● **TASK DIRECTIONS**: Copy whichever lines contain the string "content".

Collected data:
[BEGIN]

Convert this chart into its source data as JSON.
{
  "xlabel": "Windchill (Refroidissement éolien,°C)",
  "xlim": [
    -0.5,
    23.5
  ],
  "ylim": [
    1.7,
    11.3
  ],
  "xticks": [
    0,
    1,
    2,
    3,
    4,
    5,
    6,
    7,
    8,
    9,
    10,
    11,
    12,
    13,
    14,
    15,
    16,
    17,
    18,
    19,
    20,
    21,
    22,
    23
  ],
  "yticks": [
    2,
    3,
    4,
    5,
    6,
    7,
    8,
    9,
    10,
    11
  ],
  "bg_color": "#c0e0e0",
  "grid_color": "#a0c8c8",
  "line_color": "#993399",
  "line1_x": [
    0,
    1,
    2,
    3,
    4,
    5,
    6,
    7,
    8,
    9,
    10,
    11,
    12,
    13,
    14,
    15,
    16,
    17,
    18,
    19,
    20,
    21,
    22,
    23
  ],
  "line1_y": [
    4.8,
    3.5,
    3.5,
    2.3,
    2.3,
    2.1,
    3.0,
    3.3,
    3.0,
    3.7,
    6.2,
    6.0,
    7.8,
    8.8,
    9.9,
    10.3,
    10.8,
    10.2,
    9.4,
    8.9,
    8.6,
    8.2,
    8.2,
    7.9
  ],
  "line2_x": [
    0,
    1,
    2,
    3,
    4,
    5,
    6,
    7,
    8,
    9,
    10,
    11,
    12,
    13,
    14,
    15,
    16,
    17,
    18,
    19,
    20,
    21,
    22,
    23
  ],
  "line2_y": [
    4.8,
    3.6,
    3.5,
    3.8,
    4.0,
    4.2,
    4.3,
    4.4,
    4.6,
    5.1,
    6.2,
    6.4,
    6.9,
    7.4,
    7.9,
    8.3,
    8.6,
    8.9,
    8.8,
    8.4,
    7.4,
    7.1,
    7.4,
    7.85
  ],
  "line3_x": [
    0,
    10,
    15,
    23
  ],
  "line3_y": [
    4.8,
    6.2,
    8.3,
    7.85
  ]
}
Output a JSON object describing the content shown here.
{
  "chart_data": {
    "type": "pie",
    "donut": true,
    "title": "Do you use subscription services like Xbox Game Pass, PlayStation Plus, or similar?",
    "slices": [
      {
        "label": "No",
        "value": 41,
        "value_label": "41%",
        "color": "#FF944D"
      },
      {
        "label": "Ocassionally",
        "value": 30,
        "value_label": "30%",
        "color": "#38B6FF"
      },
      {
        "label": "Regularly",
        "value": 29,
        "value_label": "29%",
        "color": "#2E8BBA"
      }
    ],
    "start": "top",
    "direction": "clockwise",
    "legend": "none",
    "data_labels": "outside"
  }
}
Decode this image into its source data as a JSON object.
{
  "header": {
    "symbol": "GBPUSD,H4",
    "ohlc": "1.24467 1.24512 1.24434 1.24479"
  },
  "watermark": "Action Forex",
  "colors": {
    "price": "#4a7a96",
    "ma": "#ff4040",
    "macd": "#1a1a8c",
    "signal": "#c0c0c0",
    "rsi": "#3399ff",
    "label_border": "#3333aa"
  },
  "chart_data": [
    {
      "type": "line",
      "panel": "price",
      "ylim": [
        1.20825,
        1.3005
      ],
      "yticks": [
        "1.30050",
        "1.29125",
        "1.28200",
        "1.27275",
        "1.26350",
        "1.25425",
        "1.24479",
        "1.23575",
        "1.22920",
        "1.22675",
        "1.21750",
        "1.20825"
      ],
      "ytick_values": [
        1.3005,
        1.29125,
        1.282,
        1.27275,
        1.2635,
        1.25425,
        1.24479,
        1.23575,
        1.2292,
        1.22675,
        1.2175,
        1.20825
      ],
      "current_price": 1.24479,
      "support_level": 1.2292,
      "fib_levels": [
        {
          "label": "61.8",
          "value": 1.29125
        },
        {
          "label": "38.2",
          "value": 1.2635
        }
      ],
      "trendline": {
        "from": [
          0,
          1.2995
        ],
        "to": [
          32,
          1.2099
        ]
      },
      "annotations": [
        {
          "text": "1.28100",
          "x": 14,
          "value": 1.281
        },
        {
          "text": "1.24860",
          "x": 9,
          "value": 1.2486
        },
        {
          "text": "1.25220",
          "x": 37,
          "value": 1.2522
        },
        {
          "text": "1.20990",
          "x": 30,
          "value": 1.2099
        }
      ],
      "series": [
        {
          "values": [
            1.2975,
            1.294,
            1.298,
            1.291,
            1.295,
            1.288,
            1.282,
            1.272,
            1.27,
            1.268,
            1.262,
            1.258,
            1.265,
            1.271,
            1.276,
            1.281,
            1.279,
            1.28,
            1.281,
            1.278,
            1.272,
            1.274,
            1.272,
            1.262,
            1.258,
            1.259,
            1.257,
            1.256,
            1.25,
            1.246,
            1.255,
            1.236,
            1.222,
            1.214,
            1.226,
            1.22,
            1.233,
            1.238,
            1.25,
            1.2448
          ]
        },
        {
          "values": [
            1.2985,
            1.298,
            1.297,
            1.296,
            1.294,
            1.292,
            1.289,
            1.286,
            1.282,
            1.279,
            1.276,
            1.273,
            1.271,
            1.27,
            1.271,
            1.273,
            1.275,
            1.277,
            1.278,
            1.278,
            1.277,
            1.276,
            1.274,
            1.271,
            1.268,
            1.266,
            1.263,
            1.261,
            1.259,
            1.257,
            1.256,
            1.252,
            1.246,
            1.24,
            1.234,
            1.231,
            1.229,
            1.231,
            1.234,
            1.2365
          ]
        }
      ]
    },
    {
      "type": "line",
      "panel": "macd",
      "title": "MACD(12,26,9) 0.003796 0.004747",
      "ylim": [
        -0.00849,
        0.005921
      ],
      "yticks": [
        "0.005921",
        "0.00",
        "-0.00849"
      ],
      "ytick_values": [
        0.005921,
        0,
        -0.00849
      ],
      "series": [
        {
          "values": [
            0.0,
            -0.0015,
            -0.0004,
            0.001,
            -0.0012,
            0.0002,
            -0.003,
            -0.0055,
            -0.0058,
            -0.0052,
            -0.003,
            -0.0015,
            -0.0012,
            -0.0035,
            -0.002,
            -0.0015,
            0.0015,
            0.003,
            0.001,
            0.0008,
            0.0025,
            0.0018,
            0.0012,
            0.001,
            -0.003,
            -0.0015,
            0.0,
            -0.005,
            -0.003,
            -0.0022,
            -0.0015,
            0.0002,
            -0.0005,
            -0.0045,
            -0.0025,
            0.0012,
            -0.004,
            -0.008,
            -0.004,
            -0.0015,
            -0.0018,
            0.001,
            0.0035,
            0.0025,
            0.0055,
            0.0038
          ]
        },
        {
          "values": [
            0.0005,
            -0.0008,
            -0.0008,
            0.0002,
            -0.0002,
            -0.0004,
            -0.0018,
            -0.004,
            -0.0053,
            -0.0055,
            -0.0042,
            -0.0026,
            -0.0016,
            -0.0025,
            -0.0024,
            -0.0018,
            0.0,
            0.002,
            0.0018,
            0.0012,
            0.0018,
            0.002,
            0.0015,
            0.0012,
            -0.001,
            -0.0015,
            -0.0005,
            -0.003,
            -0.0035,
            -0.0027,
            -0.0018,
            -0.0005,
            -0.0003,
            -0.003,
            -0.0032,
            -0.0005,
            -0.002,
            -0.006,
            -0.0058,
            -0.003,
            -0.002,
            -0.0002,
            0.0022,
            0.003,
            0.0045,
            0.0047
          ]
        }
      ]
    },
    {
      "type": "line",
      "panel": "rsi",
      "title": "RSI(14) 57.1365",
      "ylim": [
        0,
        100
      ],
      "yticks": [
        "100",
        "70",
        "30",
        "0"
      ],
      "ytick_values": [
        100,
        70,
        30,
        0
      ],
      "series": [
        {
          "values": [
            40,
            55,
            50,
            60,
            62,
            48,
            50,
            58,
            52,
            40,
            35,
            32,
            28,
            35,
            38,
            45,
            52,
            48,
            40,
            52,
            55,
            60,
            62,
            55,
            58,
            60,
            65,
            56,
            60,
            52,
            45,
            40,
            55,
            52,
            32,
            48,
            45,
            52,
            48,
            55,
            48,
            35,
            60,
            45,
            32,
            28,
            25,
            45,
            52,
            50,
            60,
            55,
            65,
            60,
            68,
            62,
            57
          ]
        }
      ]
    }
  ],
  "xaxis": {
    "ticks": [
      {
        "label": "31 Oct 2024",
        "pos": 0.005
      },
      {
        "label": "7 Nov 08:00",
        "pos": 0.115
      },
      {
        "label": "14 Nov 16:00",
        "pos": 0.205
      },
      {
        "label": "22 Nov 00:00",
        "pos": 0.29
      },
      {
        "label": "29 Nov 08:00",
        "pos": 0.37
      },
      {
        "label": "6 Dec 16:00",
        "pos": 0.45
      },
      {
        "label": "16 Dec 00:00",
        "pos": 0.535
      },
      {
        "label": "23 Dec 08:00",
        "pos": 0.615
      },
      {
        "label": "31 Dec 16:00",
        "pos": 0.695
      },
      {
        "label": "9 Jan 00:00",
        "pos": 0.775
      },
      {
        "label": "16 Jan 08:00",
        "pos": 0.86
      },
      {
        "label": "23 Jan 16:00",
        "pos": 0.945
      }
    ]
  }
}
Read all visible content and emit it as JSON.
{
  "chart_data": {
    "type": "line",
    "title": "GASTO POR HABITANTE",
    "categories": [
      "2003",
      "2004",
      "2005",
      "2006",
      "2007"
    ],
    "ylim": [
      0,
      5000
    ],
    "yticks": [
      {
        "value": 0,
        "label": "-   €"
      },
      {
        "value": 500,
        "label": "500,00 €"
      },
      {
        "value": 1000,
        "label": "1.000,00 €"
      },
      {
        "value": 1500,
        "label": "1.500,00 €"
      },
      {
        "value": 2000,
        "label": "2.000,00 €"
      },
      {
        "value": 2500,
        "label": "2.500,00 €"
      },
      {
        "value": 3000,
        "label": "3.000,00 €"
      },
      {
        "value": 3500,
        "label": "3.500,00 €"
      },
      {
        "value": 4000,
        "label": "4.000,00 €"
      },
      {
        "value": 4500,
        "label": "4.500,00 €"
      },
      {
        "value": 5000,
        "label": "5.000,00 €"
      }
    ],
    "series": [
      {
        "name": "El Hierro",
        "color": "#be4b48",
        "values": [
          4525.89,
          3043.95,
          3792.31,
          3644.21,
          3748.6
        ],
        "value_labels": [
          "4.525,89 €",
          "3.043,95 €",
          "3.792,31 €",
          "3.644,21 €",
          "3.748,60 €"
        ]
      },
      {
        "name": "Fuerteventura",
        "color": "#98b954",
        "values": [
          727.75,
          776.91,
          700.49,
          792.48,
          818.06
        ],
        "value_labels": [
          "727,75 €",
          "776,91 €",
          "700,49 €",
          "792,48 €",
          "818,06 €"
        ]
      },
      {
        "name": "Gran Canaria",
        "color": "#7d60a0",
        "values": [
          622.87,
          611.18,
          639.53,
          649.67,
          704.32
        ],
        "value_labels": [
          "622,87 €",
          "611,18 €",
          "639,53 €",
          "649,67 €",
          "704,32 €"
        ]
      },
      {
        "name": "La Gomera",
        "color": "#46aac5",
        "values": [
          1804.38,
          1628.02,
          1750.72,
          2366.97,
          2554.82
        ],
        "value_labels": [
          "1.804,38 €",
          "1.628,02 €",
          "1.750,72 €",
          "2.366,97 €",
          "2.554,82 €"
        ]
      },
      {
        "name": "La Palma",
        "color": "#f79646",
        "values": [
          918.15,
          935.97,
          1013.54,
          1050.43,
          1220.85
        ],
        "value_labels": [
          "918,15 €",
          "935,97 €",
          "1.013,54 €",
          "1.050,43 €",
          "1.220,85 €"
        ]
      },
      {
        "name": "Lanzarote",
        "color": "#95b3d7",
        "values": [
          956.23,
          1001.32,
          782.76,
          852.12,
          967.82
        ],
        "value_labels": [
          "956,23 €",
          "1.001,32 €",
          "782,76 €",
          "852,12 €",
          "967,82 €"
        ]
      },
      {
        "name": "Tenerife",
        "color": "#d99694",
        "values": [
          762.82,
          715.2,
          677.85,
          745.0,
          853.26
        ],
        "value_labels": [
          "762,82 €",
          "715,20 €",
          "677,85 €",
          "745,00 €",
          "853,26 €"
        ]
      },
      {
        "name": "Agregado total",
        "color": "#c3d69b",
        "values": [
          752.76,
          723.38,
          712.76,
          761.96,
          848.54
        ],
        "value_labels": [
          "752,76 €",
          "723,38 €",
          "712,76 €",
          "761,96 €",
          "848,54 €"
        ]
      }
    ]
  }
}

[END]

● **THE REPLY**:
Output a JSON object describing the content shown here.
Read all visible content and emit it as JSON.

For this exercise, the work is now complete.